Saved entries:
┌────────

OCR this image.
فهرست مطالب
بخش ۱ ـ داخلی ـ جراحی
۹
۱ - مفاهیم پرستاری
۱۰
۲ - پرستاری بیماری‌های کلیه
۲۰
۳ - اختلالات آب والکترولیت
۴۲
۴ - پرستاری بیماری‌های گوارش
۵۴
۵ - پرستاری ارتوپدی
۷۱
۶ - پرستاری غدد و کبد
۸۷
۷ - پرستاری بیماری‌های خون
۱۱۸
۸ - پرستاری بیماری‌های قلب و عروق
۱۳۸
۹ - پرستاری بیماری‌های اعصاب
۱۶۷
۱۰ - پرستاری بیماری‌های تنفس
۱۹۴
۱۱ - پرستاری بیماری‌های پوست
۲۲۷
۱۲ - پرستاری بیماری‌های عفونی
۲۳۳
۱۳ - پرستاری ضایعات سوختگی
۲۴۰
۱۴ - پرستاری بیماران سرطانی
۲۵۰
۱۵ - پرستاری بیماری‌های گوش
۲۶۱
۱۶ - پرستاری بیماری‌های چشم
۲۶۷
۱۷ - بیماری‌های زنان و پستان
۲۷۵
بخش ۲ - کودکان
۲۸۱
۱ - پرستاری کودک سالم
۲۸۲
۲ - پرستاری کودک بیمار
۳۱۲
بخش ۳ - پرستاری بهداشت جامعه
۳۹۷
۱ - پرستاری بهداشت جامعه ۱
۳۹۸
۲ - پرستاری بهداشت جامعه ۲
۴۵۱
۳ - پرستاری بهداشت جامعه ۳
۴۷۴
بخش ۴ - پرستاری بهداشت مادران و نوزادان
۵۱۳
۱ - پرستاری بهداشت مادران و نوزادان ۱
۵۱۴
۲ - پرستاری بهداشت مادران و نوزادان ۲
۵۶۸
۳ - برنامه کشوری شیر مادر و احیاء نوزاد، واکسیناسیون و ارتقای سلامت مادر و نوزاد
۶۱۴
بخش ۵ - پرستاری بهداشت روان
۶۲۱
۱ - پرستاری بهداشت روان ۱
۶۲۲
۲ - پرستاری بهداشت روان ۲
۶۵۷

└────────

▸ EXERCISE GOAL
Find all lines where the word "نوزادان" appears. Copy them.

▸ SOLUTION TO THE EXERCISE
بخش ۴ - پرستاری بهداشت مادران و نوزادان
۱ - پرستاری بهداشت مادران و نوزادان ۱
۲ - پرستاری بهداشت مادران و نوزادان ۲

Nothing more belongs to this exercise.